▶ _PROBLEM STATEMENT_
An exact copy of every record is needed.

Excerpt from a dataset

------------------------------------

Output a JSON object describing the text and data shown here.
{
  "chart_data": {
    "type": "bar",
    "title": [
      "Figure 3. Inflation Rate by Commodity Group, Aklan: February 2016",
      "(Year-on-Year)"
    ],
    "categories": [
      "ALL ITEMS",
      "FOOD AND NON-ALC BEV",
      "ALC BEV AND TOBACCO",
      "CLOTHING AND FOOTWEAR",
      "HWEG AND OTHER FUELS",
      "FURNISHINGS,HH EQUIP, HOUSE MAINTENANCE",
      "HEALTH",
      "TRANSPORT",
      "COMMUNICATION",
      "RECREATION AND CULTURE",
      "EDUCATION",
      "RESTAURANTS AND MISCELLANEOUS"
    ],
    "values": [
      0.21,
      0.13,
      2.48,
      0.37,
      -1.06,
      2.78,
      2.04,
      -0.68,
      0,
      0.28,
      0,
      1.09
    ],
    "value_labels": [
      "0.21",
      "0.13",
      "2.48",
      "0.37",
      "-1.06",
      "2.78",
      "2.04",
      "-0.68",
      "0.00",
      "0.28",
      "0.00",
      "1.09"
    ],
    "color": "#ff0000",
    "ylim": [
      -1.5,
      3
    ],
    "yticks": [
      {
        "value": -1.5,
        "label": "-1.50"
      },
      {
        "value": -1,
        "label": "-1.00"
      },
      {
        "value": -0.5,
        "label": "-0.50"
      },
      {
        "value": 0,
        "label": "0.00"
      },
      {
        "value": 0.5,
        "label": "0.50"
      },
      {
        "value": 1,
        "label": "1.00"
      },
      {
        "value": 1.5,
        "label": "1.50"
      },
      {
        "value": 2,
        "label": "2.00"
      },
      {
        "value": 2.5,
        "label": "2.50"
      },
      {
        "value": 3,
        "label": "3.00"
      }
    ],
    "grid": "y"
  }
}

------------------------------------

▶ _SOLUTION TO THIS EXERCISE_
Output a JSON object describing the text and data shown here.
{
  "chart_data": {
    "type": "bar",
    "title": [
      "Figure 3. Inflation Rate by Commodity Group, Aklan: February 2016",
      "(Year-on-Year)"
    ],
    "categories": [
      "ALL ITEMS",
      "FOOD AND NON-ALC BEV",
      "ALC BEV AND TOBACCO",
      "CLOTHING AND FOOTWEAR",
      "HWEG AND OTHER FUELS",
      "FURNISHINGS,HH EQUIP, HOUSE MAINTENANCE",
      "HEALTH",
      "TRANSPORT",
      "COMMUNICATION",
      "RECREATION AND CULTURE",
      "EDUCATION",
      "RESTAURANTS AND MISCELLANEOUS"
    ],
    "values": [
      0.21,
      0.13,
      2.48,
      0.37,
      -1.06,
      2.78,
      2.04,
      -0.68,
      0,
      0.28,
      0,
      1.09
    ],
    "value_labels": [
      "0.21",
      "0.13",
      "2.48",
      "0.37",
      "-1.06",
      "2.78",
      "2.04",
      "-0.68",
      "0.00",
      "0.28",
      "0.00",
      "1.09"
    ],
    "color": "#ff0000",
    "ylim": [
      -1.5,
      3
    ],
    "yticks": [
      {
        "value": -1.5,
        "label": "-1.50"
      },
      {
        "value": -1,
        "label": "-1.00"
      },
      {
        "value": -0.5,
        "label": "-0.50"
      },
      {
        "value": 0,
        "label": "0.00"
      },
      {
        "value": 0.5,
        "label": "0.50"
      },
      {
        "value": 1,
        "label": "1.00"
      },
      {
        "value": 1.5,
        "label": "1.50"
      },
      {
        "value": 2,
        "label": "2.00"
      },
      {
        "value": 2.5,
        "label": "2.50"
      },
      {
        "value": 3,
        "label": "3.00"
      }
    ],
    "grid": "y"
  }
}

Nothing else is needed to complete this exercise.